Data records:
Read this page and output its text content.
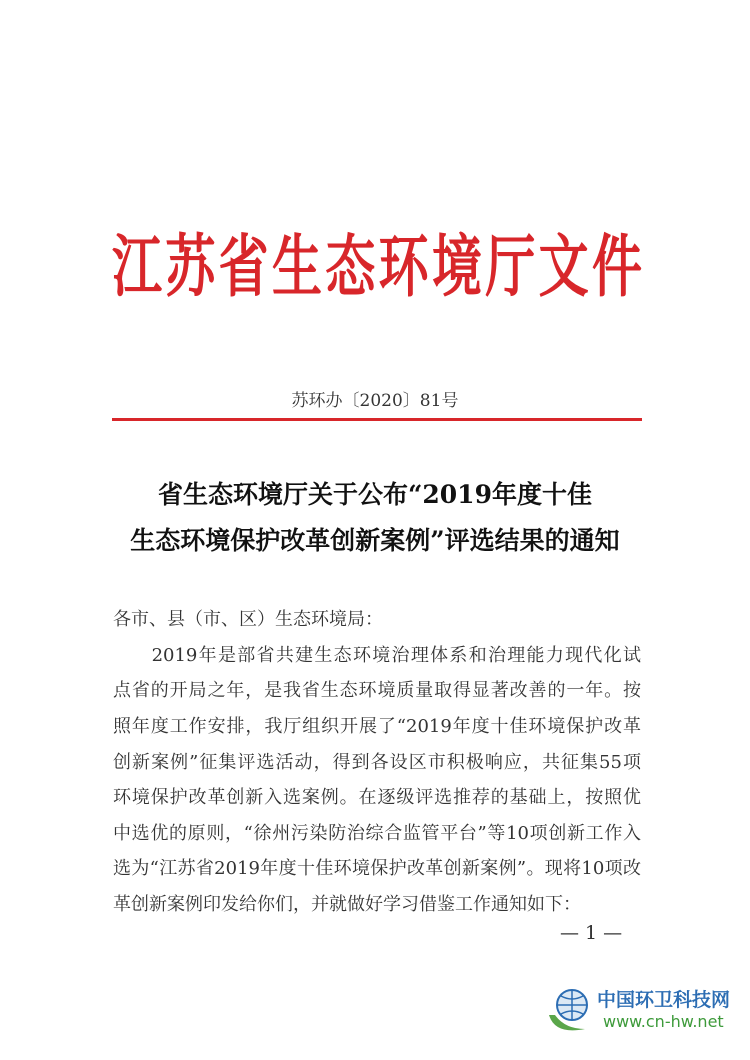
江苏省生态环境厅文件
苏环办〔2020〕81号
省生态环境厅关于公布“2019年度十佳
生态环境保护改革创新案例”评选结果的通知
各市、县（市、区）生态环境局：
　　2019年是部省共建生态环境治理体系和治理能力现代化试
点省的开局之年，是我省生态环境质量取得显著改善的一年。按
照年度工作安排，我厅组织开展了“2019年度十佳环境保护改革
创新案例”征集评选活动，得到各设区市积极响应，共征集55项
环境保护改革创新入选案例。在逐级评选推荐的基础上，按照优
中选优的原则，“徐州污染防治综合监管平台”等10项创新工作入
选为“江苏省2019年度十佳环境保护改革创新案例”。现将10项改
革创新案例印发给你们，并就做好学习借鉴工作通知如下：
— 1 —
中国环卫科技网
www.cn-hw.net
==
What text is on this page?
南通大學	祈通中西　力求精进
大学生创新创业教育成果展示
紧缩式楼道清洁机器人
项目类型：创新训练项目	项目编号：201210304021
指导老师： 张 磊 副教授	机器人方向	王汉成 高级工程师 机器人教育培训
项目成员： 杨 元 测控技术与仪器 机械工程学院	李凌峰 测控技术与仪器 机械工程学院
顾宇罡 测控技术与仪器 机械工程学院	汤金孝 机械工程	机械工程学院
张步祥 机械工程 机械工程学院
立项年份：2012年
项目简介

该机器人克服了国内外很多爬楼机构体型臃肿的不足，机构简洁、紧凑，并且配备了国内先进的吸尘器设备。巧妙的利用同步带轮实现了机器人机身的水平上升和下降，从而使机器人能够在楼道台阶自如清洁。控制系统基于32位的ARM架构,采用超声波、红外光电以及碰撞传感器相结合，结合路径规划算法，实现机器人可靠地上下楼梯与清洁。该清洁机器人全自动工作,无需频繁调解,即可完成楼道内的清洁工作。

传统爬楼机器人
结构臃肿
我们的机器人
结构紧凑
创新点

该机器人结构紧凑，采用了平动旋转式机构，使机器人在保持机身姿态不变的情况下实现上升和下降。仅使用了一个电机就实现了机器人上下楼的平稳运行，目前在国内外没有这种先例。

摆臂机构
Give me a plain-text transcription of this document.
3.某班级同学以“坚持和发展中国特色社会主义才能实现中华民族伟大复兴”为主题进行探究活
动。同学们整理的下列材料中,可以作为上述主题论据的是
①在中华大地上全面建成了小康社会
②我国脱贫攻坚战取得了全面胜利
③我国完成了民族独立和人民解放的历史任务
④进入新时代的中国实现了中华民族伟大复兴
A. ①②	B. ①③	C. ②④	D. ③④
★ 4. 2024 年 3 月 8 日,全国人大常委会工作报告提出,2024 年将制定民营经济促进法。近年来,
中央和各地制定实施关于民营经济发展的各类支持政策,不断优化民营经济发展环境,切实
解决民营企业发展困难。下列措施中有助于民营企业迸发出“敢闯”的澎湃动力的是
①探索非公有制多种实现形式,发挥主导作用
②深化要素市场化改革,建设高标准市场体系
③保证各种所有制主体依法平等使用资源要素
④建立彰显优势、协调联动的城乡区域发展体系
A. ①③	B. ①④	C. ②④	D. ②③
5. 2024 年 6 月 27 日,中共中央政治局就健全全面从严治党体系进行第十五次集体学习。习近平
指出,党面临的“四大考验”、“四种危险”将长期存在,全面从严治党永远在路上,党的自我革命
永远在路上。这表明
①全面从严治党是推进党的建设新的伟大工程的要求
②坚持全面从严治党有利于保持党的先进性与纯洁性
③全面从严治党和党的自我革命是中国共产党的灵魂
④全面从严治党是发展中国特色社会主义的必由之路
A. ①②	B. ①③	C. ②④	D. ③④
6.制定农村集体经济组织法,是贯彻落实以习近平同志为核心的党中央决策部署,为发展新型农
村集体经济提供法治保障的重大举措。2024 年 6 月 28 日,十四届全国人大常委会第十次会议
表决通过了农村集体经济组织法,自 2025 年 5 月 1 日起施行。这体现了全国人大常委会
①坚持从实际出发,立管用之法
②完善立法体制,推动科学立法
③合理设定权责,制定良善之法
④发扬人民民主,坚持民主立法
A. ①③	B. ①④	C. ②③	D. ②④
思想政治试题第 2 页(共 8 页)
--
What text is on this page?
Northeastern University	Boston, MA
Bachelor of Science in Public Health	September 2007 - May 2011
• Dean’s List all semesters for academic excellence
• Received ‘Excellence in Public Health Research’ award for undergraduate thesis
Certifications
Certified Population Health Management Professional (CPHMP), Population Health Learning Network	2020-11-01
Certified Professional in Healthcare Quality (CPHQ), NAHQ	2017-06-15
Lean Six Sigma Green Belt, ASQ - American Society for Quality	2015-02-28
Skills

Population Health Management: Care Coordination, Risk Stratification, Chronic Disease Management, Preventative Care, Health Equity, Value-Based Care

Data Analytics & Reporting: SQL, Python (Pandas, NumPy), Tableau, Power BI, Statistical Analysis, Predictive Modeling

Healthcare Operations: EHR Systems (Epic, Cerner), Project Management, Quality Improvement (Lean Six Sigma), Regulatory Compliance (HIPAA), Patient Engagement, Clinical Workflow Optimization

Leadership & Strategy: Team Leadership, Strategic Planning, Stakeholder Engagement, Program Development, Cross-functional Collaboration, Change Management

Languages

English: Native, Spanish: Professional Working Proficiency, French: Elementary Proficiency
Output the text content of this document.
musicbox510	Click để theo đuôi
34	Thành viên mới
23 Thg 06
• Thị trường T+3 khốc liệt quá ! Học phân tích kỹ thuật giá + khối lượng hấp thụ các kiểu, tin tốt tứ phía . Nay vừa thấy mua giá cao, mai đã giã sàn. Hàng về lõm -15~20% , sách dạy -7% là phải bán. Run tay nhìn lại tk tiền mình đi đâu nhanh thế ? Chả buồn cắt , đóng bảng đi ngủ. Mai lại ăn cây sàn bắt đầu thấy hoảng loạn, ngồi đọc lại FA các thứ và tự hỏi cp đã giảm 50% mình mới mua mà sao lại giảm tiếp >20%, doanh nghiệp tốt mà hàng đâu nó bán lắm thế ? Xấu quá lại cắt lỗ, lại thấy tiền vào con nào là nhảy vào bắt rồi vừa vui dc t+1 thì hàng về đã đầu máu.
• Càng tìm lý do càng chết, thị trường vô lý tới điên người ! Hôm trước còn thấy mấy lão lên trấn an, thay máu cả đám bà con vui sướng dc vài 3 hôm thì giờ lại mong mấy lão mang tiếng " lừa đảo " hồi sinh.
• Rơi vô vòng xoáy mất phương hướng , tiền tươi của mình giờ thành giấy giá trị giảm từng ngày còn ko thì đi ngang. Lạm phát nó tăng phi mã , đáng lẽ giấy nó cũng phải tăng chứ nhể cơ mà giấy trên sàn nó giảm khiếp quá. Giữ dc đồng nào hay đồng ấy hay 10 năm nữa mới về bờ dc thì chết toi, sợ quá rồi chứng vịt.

Work to do:
Which lines hold the word "Certified"? Show each one.

Answer to the exercise:
Certified Population Health Management Professional (CPHMP), Population Health Learning Network	2020-11-01
Certified Professional in Healthcare Quality (CPHQ), NAHQ	2017-06-15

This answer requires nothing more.